• _Problem to work on_: Gather up every line from the entries below that uses the word "name".

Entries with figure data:
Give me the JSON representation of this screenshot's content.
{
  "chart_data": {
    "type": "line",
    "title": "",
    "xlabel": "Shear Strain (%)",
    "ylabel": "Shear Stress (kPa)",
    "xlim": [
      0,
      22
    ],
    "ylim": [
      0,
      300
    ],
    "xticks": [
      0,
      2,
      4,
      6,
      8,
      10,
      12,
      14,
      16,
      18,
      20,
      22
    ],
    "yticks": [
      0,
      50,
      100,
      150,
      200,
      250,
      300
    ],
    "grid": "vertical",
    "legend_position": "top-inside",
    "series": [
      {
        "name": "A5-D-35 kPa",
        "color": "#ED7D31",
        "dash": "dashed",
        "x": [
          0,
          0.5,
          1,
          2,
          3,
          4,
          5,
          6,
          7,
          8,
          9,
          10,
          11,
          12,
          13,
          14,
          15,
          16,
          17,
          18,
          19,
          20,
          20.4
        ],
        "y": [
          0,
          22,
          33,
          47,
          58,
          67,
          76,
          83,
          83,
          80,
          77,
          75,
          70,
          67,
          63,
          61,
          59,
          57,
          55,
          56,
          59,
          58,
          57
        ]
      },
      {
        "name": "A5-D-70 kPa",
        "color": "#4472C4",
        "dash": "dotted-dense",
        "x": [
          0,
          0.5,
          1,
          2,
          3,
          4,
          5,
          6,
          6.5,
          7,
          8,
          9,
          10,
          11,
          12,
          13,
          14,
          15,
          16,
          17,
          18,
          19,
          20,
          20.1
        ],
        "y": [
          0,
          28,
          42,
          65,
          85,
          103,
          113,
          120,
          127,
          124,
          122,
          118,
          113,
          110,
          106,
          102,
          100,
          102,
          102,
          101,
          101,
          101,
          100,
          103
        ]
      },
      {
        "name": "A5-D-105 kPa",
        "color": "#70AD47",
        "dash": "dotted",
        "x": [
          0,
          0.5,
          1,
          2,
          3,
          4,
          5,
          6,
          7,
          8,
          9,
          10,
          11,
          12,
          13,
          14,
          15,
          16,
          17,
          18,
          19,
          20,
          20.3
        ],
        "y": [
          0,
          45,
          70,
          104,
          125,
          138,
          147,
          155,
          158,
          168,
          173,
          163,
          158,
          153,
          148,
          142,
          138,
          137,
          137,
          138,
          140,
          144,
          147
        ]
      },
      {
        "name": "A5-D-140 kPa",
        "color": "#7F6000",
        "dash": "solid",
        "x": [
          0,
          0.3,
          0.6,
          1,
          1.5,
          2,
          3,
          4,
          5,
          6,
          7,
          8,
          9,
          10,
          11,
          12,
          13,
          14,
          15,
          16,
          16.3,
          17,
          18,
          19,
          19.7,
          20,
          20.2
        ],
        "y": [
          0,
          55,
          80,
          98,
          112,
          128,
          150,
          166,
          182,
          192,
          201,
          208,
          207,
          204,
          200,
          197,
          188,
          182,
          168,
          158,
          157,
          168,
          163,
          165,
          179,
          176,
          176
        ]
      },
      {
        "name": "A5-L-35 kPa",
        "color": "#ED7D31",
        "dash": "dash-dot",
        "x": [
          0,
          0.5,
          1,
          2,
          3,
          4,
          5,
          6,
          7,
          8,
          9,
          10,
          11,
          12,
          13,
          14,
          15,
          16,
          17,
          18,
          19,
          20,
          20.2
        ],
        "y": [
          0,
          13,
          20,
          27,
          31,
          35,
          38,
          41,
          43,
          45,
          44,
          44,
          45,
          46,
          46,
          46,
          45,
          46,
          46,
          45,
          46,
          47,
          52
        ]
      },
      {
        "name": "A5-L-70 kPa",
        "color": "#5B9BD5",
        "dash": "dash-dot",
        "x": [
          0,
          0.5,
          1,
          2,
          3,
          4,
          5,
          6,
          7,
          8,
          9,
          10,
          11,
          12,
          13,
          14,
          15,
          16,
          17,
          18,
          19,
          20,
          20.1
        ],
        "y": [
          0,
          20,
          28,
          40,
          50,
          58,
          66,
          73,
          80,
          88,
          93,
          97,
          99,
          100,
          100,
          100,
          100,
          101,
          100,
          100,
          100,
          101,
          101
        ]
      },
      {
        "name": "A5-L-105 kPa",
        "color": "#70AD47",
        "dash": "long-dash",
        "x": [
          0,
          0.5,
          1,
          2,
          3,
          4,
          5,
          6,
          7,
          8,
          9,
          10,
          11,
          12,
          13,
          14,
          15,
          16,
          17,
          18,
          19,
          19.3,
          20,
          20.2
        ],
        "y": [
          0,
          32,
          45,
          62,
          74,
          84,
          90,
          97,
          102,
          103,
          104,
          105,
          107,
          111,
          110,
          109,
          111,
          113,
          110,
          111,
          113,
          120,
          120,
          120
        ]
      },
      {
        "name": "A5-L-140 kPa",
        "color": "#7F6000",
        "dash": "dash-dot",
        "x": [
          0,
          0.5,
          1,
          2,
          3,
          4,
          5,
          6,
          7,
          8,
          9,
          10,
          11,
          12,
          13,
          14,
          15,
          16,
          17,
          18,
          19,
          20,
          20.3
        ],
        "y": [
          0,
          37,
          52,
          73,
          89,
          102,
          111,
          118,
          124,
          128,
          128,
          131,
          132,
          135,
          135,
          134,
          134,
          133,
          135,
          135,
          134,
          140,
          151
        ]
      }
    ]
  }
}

• _Output of the task_:
        "name": "A5-D-35 kPa",
        "name": "A5-D-70 kPa",
        "name": "A5-D-105 kPa",
        "name": "A5-D-140 kPa",
        "name": "A5-L-35 kPa",
        "name": "A5-L-70 kPa",
        "name": "A5-L-105 kPa",
        "name": "A5-L-140 kPa",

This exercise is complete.